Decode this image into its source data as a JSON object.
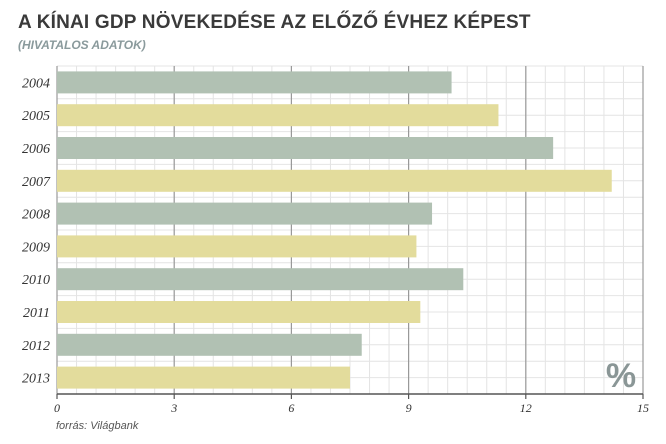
{
  "header": {
    "title": "A KÍNAI GDP NÖVEKEDÉSE AZ ELŐZŐ ÉVHEZ KÉPEST",
    "subtitle": "(HIVATALOS ADATOK)"
  },
  "footer": {
    "source": "forrás: Világbank"
  },
  "chart_data": {
    "type": "bar",
    "orientation": "horizontal",
    "title": "A KÍNAI GDP NÖVEKEDÉSE AZ ELŐZŐ ÉVHEZ KÉPEST",
    "subtitle": "(HIVATALOS ADATOK)",
    "categories": [
      "2004",
      "2005",
      "2006",
      "2007",
      "2008",
      "2009",
      "2010",
      "2011",
      "2012",
      "2013"
    ],
    "values": [
      10.1,
      11.3,
      12.7,
      14.2,
      9.6,
      9.2,
      10.4,
      9.3,
      7.8,
      7.5
    ],
    "unit": "%",
    "xlim": [
      0,
      15
    ],
    "xticks": [
      0,
      3,
      6,
      9,
      12,
      15
    ],
    "grid": true,
    "colors": {
      "bar_odd": "#b1c1b3",
      "bar_even": "#e3dc9c",
      "grid_major": "#999999",
      "grid_minor": "#e4e4e4",
      "axis": "#555555"
    }
  }
}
—————
Output an exact copy of the material, with the pictures removed.

◆ Task answer:
Decode this image into its source data as a JSON object.
{
  "header": {
    "title": "A KÍNAI GDP NÖVEKEDÉSE AZ ELŐZŐ ÉVHEZ KÉPEST",
    "subtitle": "(HIVATALOS ADATOK)"
  },
  "footer": {
    "source": "forrás: Világbank"
  },
  "chart_data": {
    "type": "bar",
    "orientation": "horizontal",
    "title": "A KÍNAI GDP NÖVEKEDÉSE AZ ELŐZŐ ÉVHEZ KÉPEST",
    "subtitle": "(HIVATALOS ADATOK)",
    "categories": [
      "2004",
      "2005",
      "2006",
      "2007",
      "2008",
      "2009",
      "2010",
      "2011",
      "2012",
      "2013"
    ],
    "values": [
      10.1,
      11.3,
      12.7,
      14.2,
      9.6,
      9.2,
      10.4,
      9.3,
      7.8,
      7.5
    ],
    "unit": "%",
    "xlim": [
      0,
      15
    ],
    "xticks": [
      0,
      3,
      6,
      9,
      12,
      15
    ],
    "grid": true,
    "colors": {
      "bar_odd": "#b1c1b3",
      "bar_even": "#e3dc9c",
      "grid_major": "#999999",
      "grid_minor": "#e4e4e4",
      "axis": "#555555"
    }
  }
}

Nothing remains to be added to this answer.